Set exercise 1 |
Using the Netcapital filing, decide whether each statement agrees with it: (a) the February 2022 Notes carry 8% interest per year; (b) the February 2022 Notes are secured; (c) the February 2022 Notes mature on February 9, 2024. For each, answer yes or no and quote the words from the filing that settle it.
Set exercise 2 |
Translate this sentence from the Netcapital filing into Spanish: "We intend to use the net proceeds for working capital and general corporate purposes."
Set exercise 3 |
According to the Netcapital filing, what is the smallest amount of aggregate gross proceeds that counts as a Qualified Equity Financing?

PURSUANT TO SECTION 13 OR 15(d) OF
THE SECURITIES EXCHANGE ACT OF 1934
     
Date of Report (Date of earliest event reported): February 9, 2022
     
NETCAPITAL INC.
(Exact name of registrant as specified in its charter)
     
Utah 000-55036 87-0409951
(State or other jurisdiction of incorporation) (Commission File No.) (I.R.S. Employer Identification No.)
     
1 Lincoln Street, Boston, Massachusetts 02111
(Address of principal executive offices)     (Zip Code)
     
(339)-368-8100
(Registrant's telephone number, including area code)
     
 
Check the appropriate box below if the Form 8-K filing is intended to simultaneously satisfy the filing obligation of the registrant under any of the following provisions:
 
[ ] Written communications pursuant to Rule 425 under the Securities Act (17 CFR 230.425)
 
[ ] Soliciting material pursuant to Rule 14a-12 under the Exchange Act (17 CFR 240.14a-12)
 
[ ] Pre-commencement communications pursuant to Rule 14d-2(b) under the Exchange Act (17 CFR 240.14d-2(b))
 
[ ] Pre-commencement communications pursuant to Rule 13e-4(c) under the Exchange Act (17 CFR 240.13e-4(c))

 

Indicate by check mark whether the registrant is an emerging growth company as defined in Rule 405 of the Securities Act of 1933 (§230.405 of this chapter) or Rule 12b-2 of the Securities Exchange Act of 1934 (§240.12b-2 of this chapter). Emerging growth company [ ]

 

If an emerging growth company, indicate by check mark if the registrant has elected not to use the extended transition period for complying with any new or revised financial accounting standards provided pursuant to Section 13(a) of the Exchange Act. [ ]

 

 

 
 

Item 1.01.     Entry into a Material Definitive Agreement

 

Private Placement of Convertible Notes

 

On February 9, 2022, Netcapital Inc. (the “Company,” “we,” or “us”) held a closing at which we entered into definitive note purchase agreements with accredited investors under which we issued and sold in a private placement $300,000 of unsecured convertible promissory notes, or the February 2022 Notes. These notes bear interest at a rate of 8% per annum and have a maturity date of February 9, 2023. In addition, these February 2022 Notes shall automatically convert simultaneously with the closing of a Qualified Equity Financing (as defined below) into a number of securities sold in the Qualified Equity Financing equal to the quotient obtained by dividing (a) an amount equal to the amount of the February 2022 Notes outstanding on the closing date of such Qualified Equity Financing by (b) a conversion price equal to the lesser of (1) $10.00 and (2) 80% of the price per share paid for securities sold in such Qualified Equity Financing upon the closing of such Qualified Equity Financing. A “Qualified Equity Financing” means the offer and sale for cash by us of any of our equity securities with the principal purpose of raising capital and that results in aggregate gross proceeds to us of at least $5,000,000. We received $300,000 in proceeds from the sale of the February 2022 Notes, before deducting placement agent and other offering expenses. We intend to use the net proceeds for working capital and general corporate purposes. The terms of this financing is more fully set forth in the form of note purchase agreement attached hereto as Exhibit 10.1 and incorporated herein by reference. The February 2022 Notes are subject to the terms and conditions of the form of convertible note attached hereto as Exhibit 4.2 and incorporated by reference herein.

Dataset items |
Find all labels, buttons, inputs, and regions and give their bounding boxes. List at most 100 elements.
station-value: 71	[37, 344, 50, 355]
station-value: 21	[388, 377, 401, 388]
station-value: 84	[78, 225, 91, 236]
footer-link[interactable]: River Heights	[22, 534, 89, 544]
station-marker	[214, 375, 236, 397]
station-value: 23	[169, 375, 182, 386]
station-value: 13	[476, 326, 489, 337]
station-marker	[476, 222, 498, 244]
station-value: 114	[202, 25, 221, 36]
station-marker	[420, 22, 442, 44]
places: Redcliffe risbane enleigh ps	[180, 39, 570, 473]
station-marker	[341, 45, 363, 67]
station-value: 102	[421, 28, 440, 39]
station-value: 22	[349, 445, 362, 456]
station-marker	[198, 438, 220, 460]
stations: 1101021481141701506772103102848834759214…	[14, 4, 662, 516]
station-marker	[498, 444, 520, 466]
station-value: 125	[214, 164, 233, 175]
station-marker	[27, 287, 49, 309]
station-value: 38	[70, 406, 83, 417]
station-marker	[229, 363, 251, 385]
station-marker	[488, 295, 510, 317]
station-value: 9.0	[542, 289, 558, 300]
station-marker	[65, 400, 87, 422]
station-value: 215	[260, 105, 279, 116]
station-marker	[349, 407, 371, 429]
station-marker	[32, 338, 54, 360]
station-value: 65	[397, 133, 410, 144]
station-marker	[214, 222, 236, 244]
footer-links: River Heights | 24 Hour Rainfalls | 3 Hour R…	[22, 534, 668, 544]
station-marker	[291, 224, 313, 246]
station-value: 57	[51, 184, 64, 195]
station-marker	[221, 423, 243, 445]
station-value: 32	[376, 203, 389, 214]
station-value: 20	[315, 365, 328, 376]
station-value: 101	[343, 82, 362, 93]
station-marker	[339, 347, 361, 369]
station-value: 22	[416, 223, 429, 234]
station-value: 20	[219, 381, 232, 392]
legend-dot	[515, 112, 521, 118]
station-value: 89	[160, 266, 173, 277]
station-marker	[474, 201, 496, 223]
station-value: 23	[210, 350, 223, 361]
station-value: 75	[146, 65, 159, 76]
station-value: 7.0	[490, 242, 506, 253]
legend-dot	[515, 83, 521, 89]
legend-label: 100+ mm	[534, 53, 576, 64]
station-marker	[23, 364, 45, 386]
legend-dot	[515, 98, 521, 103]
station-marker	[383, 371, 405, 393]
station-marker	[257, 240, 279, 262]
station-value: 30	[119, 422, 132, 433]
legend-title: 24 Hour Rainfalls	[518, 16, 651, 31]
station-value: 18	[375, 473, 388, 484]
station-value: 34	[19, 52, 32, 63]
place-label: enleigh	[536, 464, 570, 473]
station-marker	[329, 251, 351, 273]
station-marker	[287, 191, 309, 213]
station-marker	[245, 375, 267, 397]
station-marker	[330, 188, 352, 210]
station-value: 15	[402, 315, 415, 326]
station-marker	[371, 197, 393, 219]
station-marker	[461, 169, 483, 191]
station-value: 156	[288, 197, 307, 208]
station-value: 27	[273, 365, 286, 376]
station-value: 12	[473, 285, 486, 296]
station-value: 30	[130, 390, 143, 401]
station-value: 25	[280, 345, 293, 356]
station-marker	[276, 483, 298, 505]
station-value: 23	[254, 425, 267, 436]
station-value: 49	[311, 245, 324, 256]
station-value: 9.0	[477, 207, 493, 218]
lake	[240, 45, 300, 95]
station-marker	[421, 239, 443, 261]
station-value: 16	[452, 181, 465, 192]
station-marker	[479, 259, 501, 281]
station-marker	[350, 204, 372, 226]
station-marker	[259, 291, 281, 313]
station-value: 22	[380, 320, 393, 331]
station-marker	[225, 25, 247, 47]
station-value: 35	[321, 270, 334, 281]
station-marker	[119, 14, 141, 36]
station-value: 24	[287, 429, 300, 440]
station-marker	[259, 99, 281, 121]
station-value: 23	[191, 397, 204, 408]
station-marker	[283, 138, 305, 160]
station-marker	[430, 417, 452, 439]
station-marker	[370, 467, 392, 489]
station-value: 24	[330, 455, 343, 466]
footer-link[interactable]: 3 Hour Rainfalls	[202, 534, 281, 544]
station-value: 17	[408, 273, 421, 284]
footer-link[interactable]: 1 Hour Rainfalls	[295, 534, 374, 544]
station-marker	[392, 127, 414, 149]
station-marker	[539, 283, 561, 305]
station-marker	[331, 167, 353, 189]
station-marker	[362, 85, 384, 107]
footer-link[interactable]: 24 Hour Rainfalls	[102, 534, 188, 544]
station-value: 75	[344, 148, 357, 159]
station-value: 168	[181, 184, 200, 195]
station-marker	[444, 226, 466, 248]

Exercise output 1 |
(a) Yes: "These notes bear interest at a rate of 8% per annum"
(b) No: "$300,000 of unsecured convertible promissory notes"
(c) No: "have a maturity date of February 9, 2023"

Exercise output 2 |
Tenemos la intención de destinar los ingresos netos a capital de trabajo y a fines corporativos generales.

Exercise output 3 |
At least $5,000,000.